(Extracted records)
—————
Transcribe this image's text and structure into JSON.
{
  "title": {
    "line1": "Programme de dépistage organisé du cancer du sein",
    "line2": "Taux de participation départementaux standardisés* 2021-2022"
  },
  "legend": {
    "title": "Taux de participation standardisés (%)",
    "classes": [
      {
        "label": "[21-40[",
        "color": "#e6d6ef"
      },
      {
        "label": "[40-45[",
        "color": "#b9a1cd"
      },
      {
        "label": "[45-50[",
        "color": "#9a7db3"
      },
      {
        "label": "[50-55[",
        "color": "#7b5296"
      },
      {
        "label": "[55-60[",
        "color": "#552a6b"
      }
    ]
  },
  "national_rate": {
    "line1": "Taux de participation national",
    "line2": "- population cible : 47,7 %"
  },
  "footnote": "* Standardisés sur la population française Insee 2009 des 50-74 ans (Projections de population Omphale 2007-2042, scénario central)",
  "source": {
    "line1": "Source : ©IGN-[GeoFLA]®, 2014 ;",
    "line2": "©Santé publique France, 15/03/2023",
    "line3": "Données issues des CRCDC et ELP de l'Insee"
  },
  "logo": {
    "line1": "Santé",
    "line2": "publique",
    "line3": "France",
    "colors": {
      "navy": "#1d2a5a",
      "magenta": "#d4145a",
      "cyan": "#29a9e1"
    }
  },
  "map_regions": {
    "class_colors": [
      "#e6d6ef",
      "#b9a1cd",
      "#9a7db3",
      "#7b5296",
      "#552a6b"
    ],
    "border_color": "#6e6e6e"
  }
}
—————
▸ STATED GOAL: Extract the data in full. Keep it word for word.

▸ RIGHT ANSWER:
Transcribe this image's text and structure into JSON.
{
  "title": {
    "line1": "Programme de dépistage organisé du cancer du sein",
    "line2": "Taux de participation départementaux standardisés* 2021-2022"
  },
  "legend": {
    "title": "Taux de participation standardisés (%)",
    "classes": [
      {
        "label": "[21-40[",
        "color": "#e6d6ef"
      },
      {
        "label": "[40-45[",
        "color": "#b9a1cd"
      },
      {
        "label": "[45-50[",
        "color": "#9a7db3"
      },
      {
        "label": "[50-55[",
        "color": "#7b5296"
      },
      {
        "label": "[55-60[",
        "color": "#552a6b"
      }
    ]
  },
  "national_rate": {
    "line1": "Taux de participation national",
    "line2": "- population cible : 47,7 %"
  },
  "footnote": "* Standardisés sur la population française Insee 2009 des 50-74 ans (Projections de population Omphale 2007-2042, scénario central)",
  "source": {
    "line1": "Source : ©IGN-[GeoFLA]®, 2014 ;",
    "line2": "©Santé publique France, 15/03/2023",
    "line3": "Données issues des CRCDC et ELP de l'Insee"
  },
  "logo": {
    "line1": "Santé",
    "line2": "publique",
    "line3": "France",
    "colors": {
      "navy": "#1d2a5a",
      "magenta": "#d4145a",
      "cyan": "#29a9e1"
    }
  },
  "map_regions": {
    "class_colors": [
      "#e6d6ef",
      "#b9a1cd",
      "#9a7db3",
      "#7b5296",
      "#552a6b"
    ],
    "border_color": "#6e6e6e"
  }
}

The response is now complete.